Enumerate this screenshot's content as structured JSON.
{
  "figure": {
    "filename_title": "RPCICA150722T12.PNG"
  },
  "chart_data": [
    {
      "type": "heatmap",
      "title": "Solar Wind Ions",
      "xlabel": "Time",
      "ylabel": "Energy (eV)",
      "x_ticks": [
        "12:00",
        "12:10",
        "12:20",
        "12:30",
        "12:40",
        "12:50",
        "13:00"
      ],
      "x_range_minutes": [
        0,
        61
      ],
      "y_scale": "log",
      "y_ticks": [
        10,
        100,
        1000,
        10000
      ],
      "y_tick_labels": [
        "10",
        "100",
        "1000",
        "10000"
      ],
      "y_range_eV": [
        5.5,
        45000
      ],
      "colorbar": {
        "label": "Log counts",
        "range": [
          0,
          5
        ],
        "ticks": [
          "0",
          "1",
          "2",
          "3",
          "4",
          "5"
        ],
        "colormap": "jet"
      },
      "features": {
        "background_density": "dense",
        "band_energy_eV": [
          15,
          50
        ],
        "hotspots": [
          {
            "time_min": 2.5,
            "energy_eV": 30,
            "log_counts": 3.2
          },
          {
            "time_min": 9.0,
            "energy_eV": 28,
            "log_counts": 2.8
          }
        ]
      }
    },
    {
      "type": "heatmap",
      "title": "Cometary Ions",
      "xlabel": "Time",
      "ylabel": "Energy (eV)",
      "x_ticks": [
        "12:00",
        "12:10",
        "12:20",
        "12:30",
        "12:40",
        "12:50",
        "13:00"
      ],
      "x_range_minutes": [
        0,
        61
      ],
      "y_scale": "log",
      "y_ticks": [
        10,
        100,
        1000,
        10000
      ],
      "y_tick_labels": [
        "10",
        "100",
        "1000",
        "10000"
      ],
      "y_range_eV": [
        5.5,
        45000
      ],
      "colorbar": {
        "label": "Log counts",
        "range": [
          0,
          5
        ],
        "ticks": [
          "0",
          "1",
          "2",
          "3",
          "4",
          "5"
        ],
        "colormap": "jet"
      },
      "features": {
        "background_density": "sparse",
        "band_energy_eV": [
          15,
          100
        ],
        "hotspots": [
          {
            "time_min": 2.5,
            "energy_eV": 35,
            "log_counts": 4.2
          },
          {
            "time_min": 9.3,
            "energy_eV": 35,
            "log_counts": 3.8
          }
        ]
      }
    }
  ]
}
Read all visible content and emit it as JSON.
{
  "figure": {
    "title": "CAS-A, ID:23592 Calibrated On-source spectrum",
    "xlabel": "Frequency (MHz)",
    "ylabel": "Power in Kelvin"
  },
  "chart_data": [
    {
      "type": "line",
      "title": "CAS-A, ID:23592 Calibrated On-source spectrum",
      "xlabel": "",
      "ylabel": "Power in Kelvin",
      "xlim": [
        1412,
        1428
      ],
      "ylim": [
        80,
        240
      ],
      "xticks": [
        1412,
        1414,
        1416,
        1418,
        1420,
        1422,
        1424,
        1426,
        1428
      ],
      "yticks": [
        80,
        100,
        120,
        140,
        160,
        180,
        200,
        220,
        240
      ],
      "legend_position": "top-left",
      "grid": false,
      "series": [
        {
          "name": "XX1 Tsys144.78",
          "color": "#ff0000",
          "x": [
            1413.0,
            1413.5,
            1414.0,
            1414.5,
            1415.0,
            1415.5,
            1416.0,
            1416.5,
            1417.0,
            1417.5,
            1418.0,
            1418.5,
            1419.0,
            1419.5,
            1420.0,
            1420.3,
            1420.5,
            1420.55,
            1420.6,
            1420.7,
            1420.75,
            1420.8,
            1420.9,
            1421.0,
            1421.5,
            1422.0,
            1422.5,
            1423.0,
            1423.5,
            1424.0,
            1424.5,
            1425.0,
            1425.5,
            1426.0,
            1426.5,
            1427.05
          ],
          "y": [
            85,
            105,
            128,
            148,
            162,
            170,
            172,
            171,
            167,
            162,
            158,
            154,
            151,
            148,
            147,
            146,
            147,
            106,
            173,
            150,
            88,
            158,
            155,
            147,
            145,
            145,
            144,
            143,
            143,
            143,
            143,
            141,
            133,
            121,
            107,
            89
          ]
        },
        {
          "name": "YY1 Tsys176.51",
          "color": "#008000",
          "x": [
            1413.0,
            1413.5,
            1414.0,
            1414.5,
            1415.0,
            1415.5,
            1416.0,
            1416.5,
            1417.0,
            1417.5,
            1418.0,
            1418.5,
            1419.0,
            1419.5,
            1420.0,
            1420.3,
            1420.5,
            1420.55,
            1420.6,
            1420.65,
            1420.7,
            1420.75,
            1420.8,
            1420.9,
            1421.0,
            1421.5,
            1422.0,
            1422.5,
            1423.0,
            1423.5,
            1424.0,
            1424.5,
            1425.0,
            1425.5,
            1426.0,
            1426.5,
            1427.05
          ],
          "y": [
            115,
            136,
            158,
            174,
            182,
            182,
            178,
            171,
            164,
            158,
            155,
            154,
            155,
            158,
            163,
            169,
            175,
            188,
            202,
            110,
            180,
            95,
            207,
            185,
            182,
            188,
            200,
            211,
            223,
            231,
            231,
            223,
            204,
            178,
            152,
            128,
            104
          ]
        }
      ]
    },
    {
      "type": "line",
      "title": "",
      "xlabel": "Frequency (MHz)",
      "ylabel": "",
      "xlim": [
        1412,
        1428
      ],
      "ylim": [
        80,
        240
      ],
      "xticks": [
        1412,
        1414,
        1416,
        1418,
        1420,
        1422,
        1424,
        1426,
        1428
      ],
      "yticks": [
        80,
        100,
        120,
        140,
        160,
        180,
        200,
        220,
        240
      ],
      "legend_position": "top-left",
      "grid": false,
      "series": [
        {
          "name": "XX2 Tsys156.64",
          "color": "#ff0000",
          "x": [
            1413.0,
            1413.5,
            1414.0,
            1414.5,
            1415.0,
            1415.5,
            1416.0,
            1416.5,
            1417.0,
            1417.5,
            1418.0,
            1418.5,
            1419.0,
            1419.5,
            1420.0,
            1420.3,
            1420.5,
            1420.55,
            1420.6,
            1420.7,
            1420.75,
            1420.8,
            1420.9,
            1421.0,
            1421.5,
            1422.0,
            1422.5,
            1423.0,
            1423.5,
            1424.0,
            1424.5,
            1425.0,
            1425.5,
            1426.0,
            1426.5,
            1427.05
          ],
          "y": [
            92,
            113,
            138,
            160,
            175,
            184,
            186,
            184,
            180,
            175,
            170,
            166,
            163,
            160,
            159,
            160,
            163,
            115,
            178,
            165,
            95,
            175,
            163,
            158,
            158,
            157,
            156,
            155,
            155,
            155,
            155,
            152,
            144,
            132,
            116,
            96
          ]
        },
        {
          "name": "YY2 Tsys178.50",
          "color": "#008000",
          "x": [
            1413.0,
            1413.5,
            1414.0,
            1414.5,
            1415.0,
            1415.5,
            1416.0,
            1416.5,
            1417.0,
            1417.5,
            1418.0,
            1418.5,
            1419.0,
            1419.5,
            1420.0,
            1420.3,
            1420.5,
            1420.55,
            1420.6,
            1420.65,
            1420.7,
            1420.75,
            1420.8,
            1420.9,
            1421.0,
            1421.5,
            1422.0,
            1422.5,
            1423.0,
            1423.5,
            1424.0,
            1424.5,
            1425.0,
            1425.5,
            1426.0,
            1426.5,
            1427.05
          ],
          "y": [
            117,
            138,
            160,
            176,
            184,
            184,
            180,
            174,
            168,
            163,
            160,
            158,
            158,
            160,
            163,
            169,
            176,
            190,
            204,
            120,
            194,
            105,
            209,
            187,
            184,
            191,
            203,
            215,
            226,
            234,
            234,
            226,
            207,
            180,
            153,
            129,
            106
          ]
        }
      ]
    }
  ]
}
##########
* **PROBLEM DETAILS**
Retype the entries exactly, including every line.

* **OUTPUT OF THE TASK**
Enumerate this screenshot's content as structured JSON.
{
  "figure": {
    "filename_title": "RPCICA150722T12.PNG"
  },
  "chart_data": [
    {
      "type": "heatmap",
      "title": "Solar Wind Ions",
      "xlabel": "Time",
      "ylabel": "Energy (eV)",
      "x_ticks": [
        "12:00",
        "12:10",
        "12:20",
        "12:30",
        "12:40",
        "12:50",
        "13:00"
      ],
      "x_range_minutes": [
        0,
        61
      ],
      "y_scale": "log",
      "y_ticks": [
        10,
        100,
        1000,
        10000
      ],
      "y_tick_labels": [
        "10",
        "100",
        "1000",
        "10000"
      ],
      "y_range_eV": [
        5.5,
        45000
      ],
      "colorbar": {
        "label": "Log counts",
        "range": [
          0,
          5
        ],
        "ticks": [
          "0",
          "1",
          "2",
          "3",
          "4",
          "5"
        ],
        "colormap": "jet"
      },
      "features": {
        "background_density": "dense",
        "band_energy_eV": [
          15,
          50
        ],
        "hotspots": [
          {
            "time_min": 2.5,
            "energy_eV": 30,
            "log_counts": 3.2
          },
          {
            "time_min": 9.0,
            "energy_eV": 28,
            "log_counts": 2.8
          }
        ]
      }
    },
    {
      "type": "heatmap",
      "title": "Cometary Ions",
      "xlabel": "Time",
      "ylabel": "Energy (eV)",
      "x_ticks": [
        "12:00",
        "12:10",
        "12:20",
        "12:30",
        "12:40",
        "12:50",
        "13:00"
      ],
      "x_range_minutes": [
        0,
        61
      ],
      "y_scale": "log",
      "y_ticks": [
        10,
        100,
        1000,
        10000
      ],
      "y_tick_labels": [
        "10",
        "100",
        "1000",
        "10000"
      ],
      "y_range_eV": [
        5.5,
        45000
      ],
      "colorbar": {
        "label": "Log counts",
        "range": [
          0,
          5
        ],
        "ticks": [
          "0",
          "1",
          "2",
          "3",
          "4",
          "5"
        ],
        "colormap": "jet"
      },
      "features": {
        "background_density": "sparse",
        "band_energy_eV": [
          15,
          100
        ],
        "hotspots": [
          {
            "time_min": 2.5,
            "energy_eV": 35,
            "log_counts": 4.2
          },
          {
            "time_min": 9.3,
            "energy_eV": 35,
            "log_counts": 3.8
          }
        ]
      }
    }
  ]
}
Read all visible content and emit it as JSON.
{
  "figure": {
    "title": "CAS-A, ID:23592 Calibrated On-source spectrum",
    "xlabel": "Frequency (MHz)",
    "ylabel": "Power in Kelvin"
  },
  "chart_data": [
    {
      "type": "line",
      "title": "CAS-A, ID:23592 Calibrated On-source spectrum",
      "xlabel": "",
      "ylabel": "Power in Kelvin",
      "xlim": [
        1412,
        1428
      ],
      "ylim": [
        80,
        240
      ],
      "xticks": [
        1412,
        1414,
        1416,
        1418,
        1420,
        1422,
        1424,
        1426,
        1428
      ],
      "yticks": [
        80,
        100,
        120,
        140,
        160,
        180,
        200,
        220,
        240
      ],
      "legend_position": "top-left",
      "grid": false,
      "series": [
        {
          "name": "XX1 Tsys144.78",
          "color": "#ff0000",
          "x": [
            1413.0,
            1413.5,
            1414.0,
            1414.5,
            1415.0,
            1415.5,
            1416.0,
            1416.5,
            1417.0,
            1417.5,
            1418.0,
            1418.5,
            1419.0,
            1419.5,
            1420.0,
            1420.3,
            1420.5,
            1420.55,
            1420.6,
            1420.7,
            1420.75,
            1420.8,
            1420.9,
            1421.0,
            1421.5,
            1422.0,
            1422.5,
            1423.0,
            1423.5,
            1424.0,
            1424.5,
            1425.0,
            1425.5,
            1426.0,
            1426.5,
            1427.05
          ],
          "y": [
            85,
            105,
            128,
            148,
            162,
            170,
            172,
            171,
            167,
            162,
            158,
            154,
            151,
            148,
            147,
            146,
            147,
            106,
            173,
            150,
            88,
            158,
            155,
            147,
            145,
            145,
            144,
            143,
            143,
            143,
            143,
            141,
            133,
            121,
            107,
            89
          ]
        },
        {
          "name": "YY1 Tsys176.51",
          "color": "#008000",
          "x": [
            1413.0,
            1413.5,
            1414.0,
            1414.5,
            1415.0,
            1415.5,
            1416.0,
            1416.5,
            1417.0,
            1417.5,
            1418.0,
            1418.5,
            1419.0,
            1419.5,
            1420.0,
            1420.3,
            1420.5,
            1420.55,
            1420.6,
            1420.65,
            1420.7,
            1420.75,
            1420.8,
            1420.9,
            1421.0,
            1421.5,
            1422.0,
            1422.5,
            1423.0,
            1423.5,
            1424.0,
            1424.5,
            1425.0,
            1425.5,
            1426.0,
            1426.5,
            1427.05
          ],
          "y": [
            115,
            136,
            158,
            174,
            182,
            182,
            178,
            171,
            164,
            158,
            155,
            154,
            155,
            158,
            163,
            169,
            175,
            188,
            202,
            110,
            180,
            95,
            207,
            185,
            182,
            188,
            200,
            211,
            223,
            231,
            231,
            223,
            204,
            178,
            152,
            128,
            104
          ]
        }
      ]
    },
    {
      "type": "line",
      "title": "",
      "xlabel": "Frequency (MHz)",
      "ylabel": "",
      "xlim": [
        1412,
        1428
      ],
      "ylim": [
        80,
        240
      ],
      "xticks": [
        1412,
        1414,
        1416,
        1418,
        1420,
        1422,
        1424,
        1426,
        1428
      ],
      "yticks": [
        80,
        100,
        120,
        140,
        160,
        180,
        200,
        220,
        240
      ],
      "legend_position": "top-left",
      "grid": false,
      "series": [
        {
          "name": "XX2 Tsys156.64",
          "color": "#ff0000",
          "x": [
            1413.0,
            1413.5,
            1414.0,
            1414.5,
            1415.0,
            1415.5,
            1416.0,
            1416.5,
            1417.0,
            1417.5,
            1418.0,
            1418.5,
            1419.0,
            1419.5,
            1420.0,
            1420.3,
            1420.5,
            1420.55,
            1420.6,
            1420.7,
            1420.75,
            1420.8,
            1420.9,
            1421.0,
            1421.5,
            1422.0,
            1422.5,
            1423.0,
            1423.5,
            1424.0,
            1424.5,
            1425.0,
            1425.5,
            1426.0,
            1426.5,
            1427.05
          ],
          "y": [
            92,
            113,
            138,
            160,
            175,
            184,
            186,
            184,
            180,
            175,
            170,
            166,
            163,
            160,
            159,
            160,
            163,
            115,
            178,
            165,
            95,
            175,
            163,
            158,
            158,
            157,
            156,
            155,
            155,
            155,
            155,
            152,
            144,
            132,
            116,
            96
          ]
        },
        {
          "name": "YY2 Tsys178.50",
          "color": "#008000",
          "x": [
            1413.0,
            1413.5,
            1414.0,
            1414.5,
            1415.0,
            1415.5,
            1416.0,
            1416.5,
            1417.0,
            1417.5,
            1418.0,
            1418.5,
            1419.0,
            1419.5,
            1420.0,
            1420.3,
            1420.5,
            1420.55,
            1420.6,
            1420.65,
            1420.7,
            1420.75,
            1420.8,
            1420.9,
            1421.0,
            1421.5,
            1422.0,
            1422.5,
            1423.0,
            1423.5,
            1424.0,
            1424.5,
            1425.0,
            1425.5,
            1426.0,
            1426.5,
            1427.05
          ],
          "y": [
            117,
            138,
            160,
            176,
            184,
            184,
            180,
            174,
            168,
            163,
            160,
            158,
            158,
            160,
            163,
            169,
            176,
            190,
            204,
            120,
            194,
            105,
            209,
            187,
            184,
            191,
            203,
            215,
            226,
            234,
            234,
            226,
            207,
            180,
            153,
            129,
            106
          ]
        }
      ]
    }
  ]
}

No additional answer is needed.